● **EXERCISE PROMPT**: Output all entries verbatim. Skip pictures.

[A block of data]

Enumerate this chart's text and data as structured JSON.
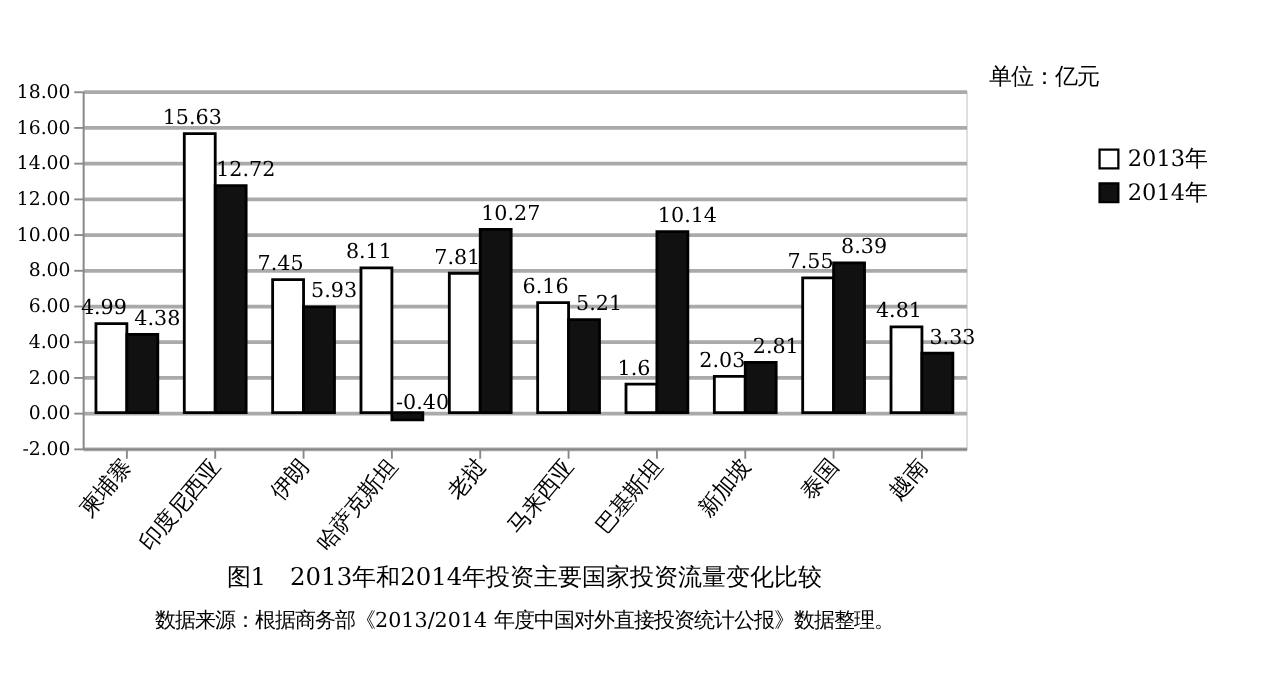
{
  "chart_data": {
    "type": "bar",
    "title": "图1　2013年和2014年投资主要国家投资流量变化比较",
    "categories": [
      "柬埔寨",
      "印度尼西亚",
      "伊朗",
      "哈萨克斯坦",
      "老挝",
      "马来西亚",
      "巴基斯坦",
      "新加坡",
      "泰国",
      "越南"
    ],
    "series": [
      {
        "name": "2013年",
        "color": "#ffffff",
        "values": [
          4.99,
          15.63,
          7.45,
          8.11,
          7.81,
          6.16,
          1.6,
          2.03,
          7.55,
          4.81
        ],
        "value_labels": [
          "4.99",
          "15.63",
          "7.45",
          "8.11",
          "7.81",
          "6.16",
          "1.6",
          "2.03",
          "7.55",
          "4.81"
        ]
      },
      {
        "name": "2014年",
        "color": "#111111",
        "values": [
          4.38,
          12.72,
          5.93,
          -0.4,
          10.27,
          5.21,
          10.14,
          2.81,
          8.39,
          3.33
        ],
        "value_labels": [
          "4.38",
          "12.72",
          "5.93",
          "-0.40",
          "10.27",
          "5.21",
          "10.14",
          "2.81",
          "8.39",
          "3.33"
        ]
      }
    ],
    "ylim": [
      -2,
      18
    ],
    "yticks": [
      {
        "value": -2,
        "label": "-2.00"
      },
      {
        "value": 0,
        "label": "0.00"
      },
      {
        "value": 2,
        "label": "2.00"
      },
      {
        "value": 4,
        "label": "4.00"
      },
      {
        "value": 6,
        "label": "6.00"
      },
      {
        "value": 8,
        "label": "8.00"
      },
      {
        "value": 10,
        "label": "10.00"
      },
      {
        "value": 12,
        "label": "12.00"
      },
      {
        "value": 14,
        "label": "14.00"
      },
      {
        "value": 16,
        "label": "16.00"
      },
      {
        "value": 18,
        "label": "18.00"
      }
    ],
    "grid": "y",
    "legend": "right",
    "annotations": [
      "单位：亿元",
      "数据来源：根据商务部《2013/2014 年度中国对外直接投资统计公报》数据整理。"
    ]
  }
}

● **WRITTEN ANSWER**:
Enumerate this chart's text and data as structured JSON.
{
  "chart_data": {
    "type": "bar",
    "title": "图1　2013年和2014年投资主要国家投资流量变化比较",
    "categories": [
      "柬埔寨",
      "印度尼西亚",
      "伊朗",
      "哈萨克斯坦",
      "老挝",
      "马来西亚",
      "巴基斯坦",
      "新加坡",
      "泰国",
      "越南"
    ],
    "series": [
      {
        "name": "2013年",
        "color": "#ffffff",
        "values": [
          4.99,
          15.63,
          7.45,
          8.11,
          7.81,
          6.16,
          1.6,
          2.03,
          7.55,
          4.81
        ],
        "value_labels": [
          "4.99",
          "15.63",
          "7.45",
          "8.11",
          "7.81",
          "6.16",
          "1.6",
          "2.03",
          "7.55",
          "4.81"
        ]
      },
      {
        "name": "2014年",
        "color": "#111111",
        "values": [
          4.38,
          12.72,
          5.93,
          -0.4,
          10.27,
          5.21,
          10.14,
          2.81,
          8.39,
          3.33
        ],
        "value_labels": [
          "4.38",
          "12.72",
          "5.93",
          "-0.40",
          "10.27",
          "5.21",
          "10.14",
          "2.81",
          "8.39",
          "3.33"
        ]
      }
    ],
    "ylim": [
      -2,
      18
    ],
    "yticks": [
      {
        "value": -2,
        "label": "-2.00"
      },
      {
        "value": 0,
        "label": "0.00"
      },
      {
        "value": 2,
        "label": "2.00"
      },
      {
        "value": 4,
        "label": "4.00"
      },
      {
        "value": 6,
        "label": "6.00"
      },
      {
        "value": 8,
        "label": "8.00"
      },
      {
        "value": 10,
        "label": "10.00"
      },
      {
        "value": 12,
        "label": "12.00"
      },
      {
        "value": 14,
        "label": "14.00"
      },
      {
        "value": 16,
        "label": "16.00"
      },
      {
        "value": 18,
        "label": "18.00"
      }
    ],
    "grid": "y",
    "legend": "right",
    "annotations": [
      "单位：亿元",
      "数据来源：根据商务部《2013/2014 年度中国对外直接投资统计公报》数据整理。"
    ]
  }
}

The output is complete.